• Seçilen bölüm:
Çarşamba, 12 Ekim 2011 01:00

Laiklik, Bediüzzaman ve Günümüze Yansıması…

Evet, Laiklik günümüzde en çok tartışılan temel ölçütlerin başında gelmektedir. Bunun sebebi rejimin genel olarak laiklik ilkesine dayandırılması ve rejimin devamının ancak laiklik ilkesi ile olacağının kabul görmesidir.

Aslında bunun arka planında rejimin tehlikede olması değil, bu kavram adı altında İslam’a saldırının mümkün olabilmesinden kaynaklanmaktadır.

Öncelikle kısaca laiklik kavramını anlamaya çalışalım.  Laikliğin kaynağı Fransa’ dır. “Din ve ruhban dışılık” anlamına gelir. Ortaçağ öncesinden ortaçağı da kapsayan dönemde ruhban sınıfının baskıcı hakimiyeti sonrası halk üzerinde bu otoritenin baskıcı gücünü yok etmek maksadı ile siyaseten kullanılmıştır.

Devlet yönetiminde laiklik ; “Din ve devlet işlerinin birbirinden ayrılması” demektir. Yani devlet vatandaşları ile münasebetlerinde dini olguları göz önünde bulundurmaz ve aynı zamanda halkın çoğunun üyesi olduğu bir dinin azınlık olan bir dinin mensupları üzerinde otoriter bir baskı rejiminin kurulmasına engel olur.[1] Bir anlamda herkese eşit mesafede olmaktır. Fertler herhangi bir dine mensup olmakta ve yaşamakta da serbesttirler.

• Veri satırları:
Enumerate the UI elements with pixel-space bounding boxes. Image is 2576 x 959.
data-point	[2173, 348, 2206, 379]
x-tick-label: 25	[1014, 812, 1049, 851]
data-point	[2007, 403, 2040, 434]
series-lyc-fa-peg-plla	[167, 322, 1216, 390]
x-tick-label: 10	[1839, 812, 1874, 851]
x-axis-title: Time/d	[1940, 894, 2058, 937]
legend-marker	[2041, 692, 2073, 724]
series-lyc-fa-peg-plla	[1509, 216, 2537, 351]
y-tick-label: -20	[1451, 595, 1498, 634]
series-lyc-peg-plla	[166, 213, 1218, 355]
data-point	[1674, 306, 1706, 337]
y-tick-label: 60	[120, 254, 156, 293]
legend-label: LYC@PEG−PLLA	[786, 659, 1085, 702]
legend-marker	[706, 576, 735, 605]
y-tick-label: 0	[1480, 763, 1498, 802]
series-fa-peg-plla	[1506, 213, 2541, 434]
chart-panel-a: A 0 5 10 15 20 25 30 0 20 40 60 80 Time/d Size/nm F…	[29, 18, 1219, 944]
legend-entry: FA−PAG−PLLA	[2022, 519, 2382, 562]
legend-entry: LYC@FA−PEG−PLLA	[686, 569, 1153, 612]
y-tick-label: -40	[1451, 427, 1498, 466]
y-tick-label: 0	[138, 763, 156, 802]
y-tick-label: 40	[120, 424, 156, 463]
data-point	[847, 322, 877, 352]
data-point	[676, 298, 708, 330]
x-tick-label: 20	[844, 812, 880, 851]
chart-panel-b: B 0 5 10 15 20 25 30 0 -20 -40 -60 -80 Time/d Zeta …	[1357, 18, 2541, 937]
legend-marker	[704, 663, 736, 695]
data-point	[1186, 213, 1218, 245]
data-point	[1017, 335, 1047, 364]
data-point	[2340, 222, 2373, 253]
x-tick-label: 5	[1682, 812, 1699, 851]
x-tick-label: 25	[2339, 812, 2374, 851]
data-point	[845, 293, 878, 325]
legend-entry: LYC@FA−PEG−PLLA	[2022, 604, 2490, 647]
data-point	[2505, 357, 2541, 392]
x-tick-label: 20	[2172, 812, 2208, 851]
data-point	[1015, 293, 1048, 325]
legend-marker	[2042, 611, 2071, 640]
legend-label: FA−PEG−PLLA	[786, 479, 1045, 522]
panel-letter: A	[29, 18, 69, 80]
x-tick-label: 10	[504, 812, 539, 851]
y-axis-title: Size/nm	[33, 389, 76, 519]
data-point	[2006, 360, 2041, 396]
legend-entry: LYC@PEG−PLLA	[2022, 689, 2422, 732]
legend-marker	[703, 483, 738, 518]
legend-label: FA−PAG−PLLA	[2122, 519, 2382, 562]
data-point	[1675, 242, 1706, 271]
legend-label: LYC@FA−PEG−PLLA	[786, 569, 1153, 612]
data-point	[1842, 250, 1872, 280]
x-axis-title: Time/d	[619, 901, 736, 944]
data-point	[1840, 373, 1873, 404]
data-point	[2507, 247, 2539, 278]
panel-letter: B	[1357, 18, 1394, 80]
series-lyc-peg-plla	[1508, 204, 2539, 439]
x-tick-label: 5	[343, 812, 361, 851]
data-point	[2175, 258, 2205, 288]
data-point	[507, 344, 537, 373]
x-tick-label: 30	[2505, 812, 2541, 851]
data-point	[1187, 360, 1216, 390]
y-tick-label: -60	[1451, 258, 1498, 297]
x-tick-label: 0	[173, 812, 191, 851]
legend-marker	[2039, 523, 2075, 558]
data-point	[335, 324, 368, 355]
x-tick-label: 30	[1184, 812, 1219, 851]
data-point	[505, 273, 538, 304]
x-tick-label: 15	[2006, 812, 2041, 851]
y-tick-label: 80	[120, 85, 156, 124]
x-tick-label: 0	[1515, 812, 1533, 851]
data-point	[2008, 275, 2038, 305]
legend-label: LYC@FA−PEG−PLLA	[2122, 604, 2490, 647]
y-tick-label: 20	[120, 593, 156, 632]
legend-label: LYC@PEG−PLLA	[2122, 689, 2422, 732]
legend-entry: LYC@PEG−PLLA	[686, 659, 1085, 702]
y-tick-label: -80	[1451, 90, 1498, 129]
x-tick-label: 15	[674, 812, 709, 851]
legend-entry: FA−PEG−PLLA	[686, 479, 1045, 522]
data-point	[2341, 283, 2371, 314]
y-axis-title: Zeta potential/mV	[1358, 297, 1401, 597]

• Verilen görev: Laiklik ve Bediüzzaman üzerine olan yazıyı baştan sona, tek kelimesini bile değiştirmeden yeniden yazıya geçir. Satırların laiklik yazısıyla hiçbir ilgisi yok.

• Görevin çıktısı:
Çarşamba, 12 Ekim 2011 01:00

Laiklik, Bediüzzaman ve Günümüze Yansıması…

Evet, Laiklik günümüzde en çok tartışılan temel ölçütlerin başında gelmektedir. Bunun sebebi rejimin genel olarak laiklik ilkesine dayandırılması ve rejimin devamının ancak laiklik ilkesi ile olacağının kabul görmesidir.

Aslında bunun arka planında rejimin tehlikede olması değil, bu kavram adı altında İslam’a saldırının mümkün olabilmesinden kaynaklanmaktadır.

Öncelikle kısaca laiklik kavramını anlamaya çalışalım.  Laikliğin kaynağı Fransa’ dır. “Din ve ruhban dışılık” anlamına gelir. Ortaçağ öncesinden ortaçağı da kapsayan dönemde ruhban sınıfının baskıcı hakimiyeti sonrası halk üzerinde bu otoritenin baskıcı gücünü yok etmek maksadı ile siyaseten kullanılmıştır.

Devlet yönetiminde laiklik ; “Din ve devlet işlerinin birbirinden ayrılması” demektir. Yani devlet vatandaşları ile münasebetlerinde dini olguları göz önünde bulundurmaz ve aynı zamanda halkın çoğunun üyesi olduğu bir dinin azınlık olan bir dinin mensupları üzerinde otoriter bir baskı rejiminin kurulmasına engel olur.[1] Bir anlamda herkese eşit mesafede olmaktır. Fertler herhangi bir dine mensup olmakta ve yaşamakta da serbesttirler.